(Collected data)

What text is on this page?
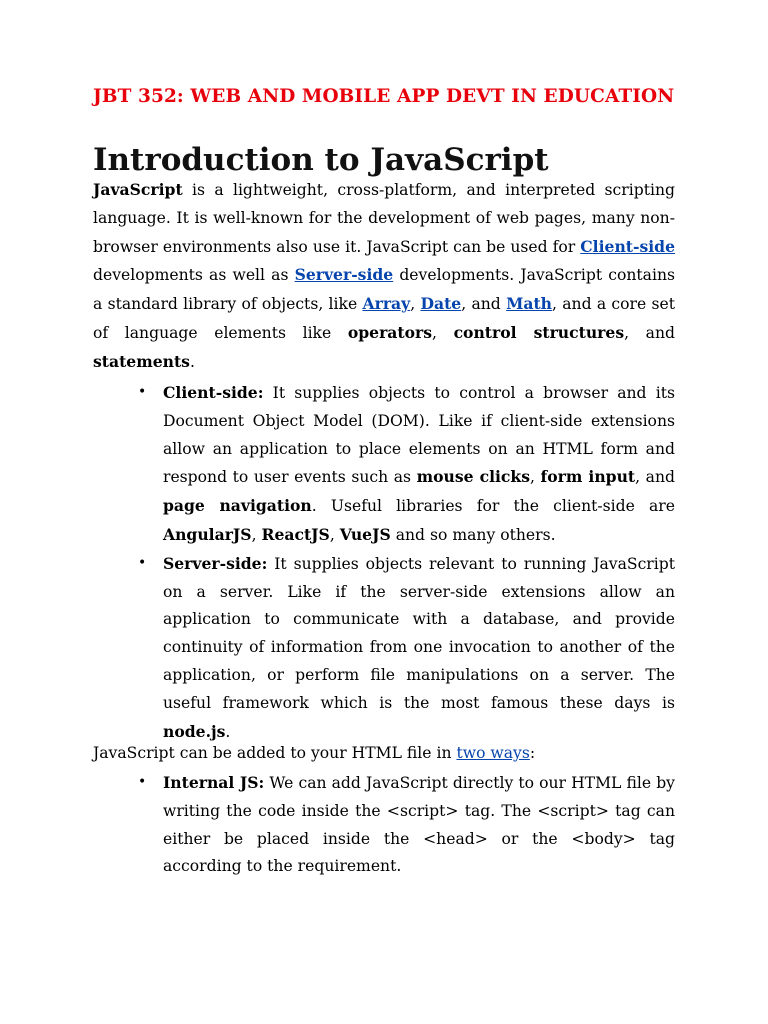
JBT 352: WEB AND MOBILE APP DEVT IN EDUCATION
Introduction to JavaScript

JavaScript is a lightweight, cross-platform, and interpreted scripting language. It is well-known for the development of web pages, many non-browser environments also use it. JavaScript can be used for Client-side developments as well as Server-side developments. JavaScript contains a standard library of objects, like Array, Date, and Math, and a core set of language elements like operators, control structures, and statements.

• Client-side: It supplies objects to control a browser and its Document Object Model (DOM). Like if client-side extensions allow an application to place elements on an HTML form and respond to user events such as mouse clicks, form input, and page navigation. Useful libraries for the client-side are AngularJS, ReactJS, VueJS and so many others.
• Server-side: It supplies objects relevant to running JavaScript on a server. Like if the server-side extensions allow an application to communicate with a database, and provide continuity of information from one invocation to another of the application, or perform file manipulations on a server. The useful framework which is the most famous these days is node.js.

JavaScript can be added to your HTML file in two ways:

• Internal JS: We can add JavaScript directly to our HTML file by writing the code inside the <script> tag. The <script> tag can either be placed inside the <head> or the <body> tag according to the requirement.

==

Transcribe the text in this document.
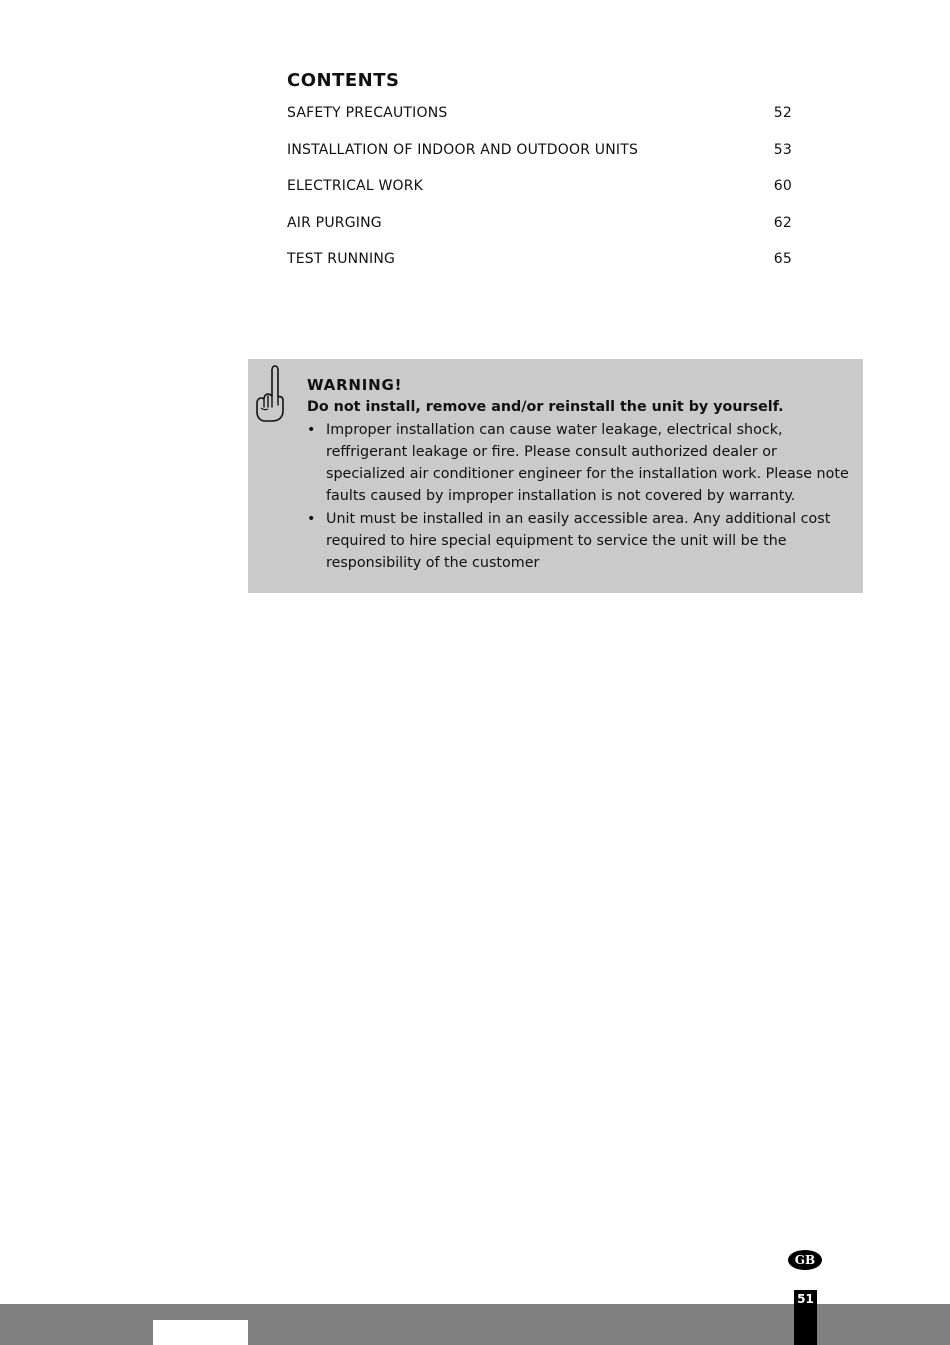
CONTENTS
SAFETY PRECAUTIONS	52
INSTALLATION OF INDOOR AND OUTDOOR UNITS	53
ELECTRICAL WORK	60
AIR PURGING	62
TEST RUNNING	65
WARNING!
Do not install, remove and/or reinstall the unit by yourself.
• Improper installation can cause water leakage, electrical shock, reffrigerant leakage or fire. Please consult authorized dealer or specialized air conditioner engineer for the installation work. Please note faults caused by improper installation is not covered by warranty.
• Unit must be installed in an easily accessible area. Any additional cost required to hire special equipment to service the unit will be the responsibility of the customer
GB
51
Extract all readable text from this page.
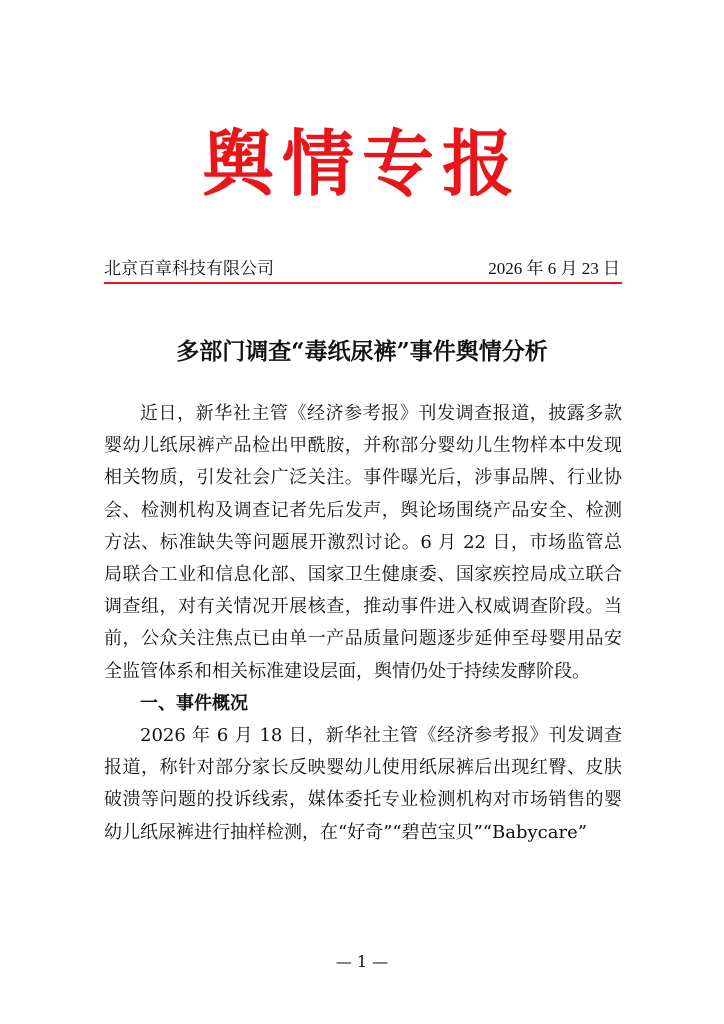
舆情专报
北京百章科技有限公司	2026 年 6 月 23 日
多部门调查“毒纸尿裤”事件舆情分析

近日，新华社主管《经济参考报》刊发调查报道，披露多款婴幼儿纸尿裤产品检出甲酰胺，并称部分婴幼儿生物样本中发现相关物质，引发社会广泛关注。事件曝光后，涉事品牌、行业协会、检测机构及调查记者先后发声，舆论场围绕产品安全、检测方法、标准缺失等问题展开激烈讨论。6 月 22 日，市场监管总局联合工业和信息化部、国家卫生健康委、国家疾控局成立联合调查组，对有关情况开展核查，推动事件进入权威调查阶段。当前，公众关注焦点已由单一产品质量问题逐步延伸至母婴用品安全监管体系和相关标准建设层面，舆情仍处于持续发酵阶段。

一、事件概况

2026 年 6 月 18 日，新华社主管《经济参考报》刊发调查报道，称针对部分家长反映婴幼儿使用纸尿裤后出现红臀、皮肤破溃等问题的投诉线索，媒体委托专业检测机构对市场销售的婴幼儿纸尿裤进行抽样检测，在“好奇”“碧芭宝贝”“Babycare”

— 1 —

* * *

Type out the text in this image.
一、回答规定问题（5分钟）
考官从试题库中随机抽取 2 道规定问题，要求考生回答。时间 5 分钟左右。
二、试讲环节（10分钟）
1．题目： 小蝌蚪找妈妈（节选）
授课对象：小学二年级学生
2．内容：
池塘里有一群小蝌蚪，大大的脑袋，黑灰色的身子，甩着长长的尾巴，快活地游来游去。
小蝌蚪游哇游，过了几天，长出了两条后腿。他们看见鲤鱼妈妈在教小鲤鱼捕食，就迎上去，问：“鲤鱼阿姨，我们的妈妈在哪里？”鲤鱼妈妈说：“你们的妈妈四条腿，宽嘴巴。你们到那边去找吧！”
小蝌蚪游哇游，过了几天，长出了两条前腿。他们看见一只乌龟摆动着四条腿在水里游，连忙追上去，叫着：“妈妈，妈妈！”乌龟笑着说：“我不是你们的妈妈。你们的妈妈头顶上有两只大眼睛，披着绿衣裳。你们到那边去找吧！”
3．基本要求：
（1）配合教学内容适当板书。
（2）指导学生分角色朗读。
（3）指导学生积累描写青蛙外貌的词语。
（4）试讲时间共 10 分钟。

:: Set exercise ::
Show every line of the listing in which the string "file" can be found.

:: Complete response ::
• Server-side: It supplies objects relevant to running JavaScript on a server. Like if the server-side extensions allow an application to communicate with a database, and provide continuity of information from one invocation to another of the application, or perform file manipulations on a server. The useful framework which is the most famous these days is node.js.
JavaScript can be added to your HTML file in two ways:
• Internal JS: We can add JavaScript directly to our HTML file by writing the code inside the <script> tag. The <script> tag can either be placed inside the <head> or the <body> tag according to the requirement.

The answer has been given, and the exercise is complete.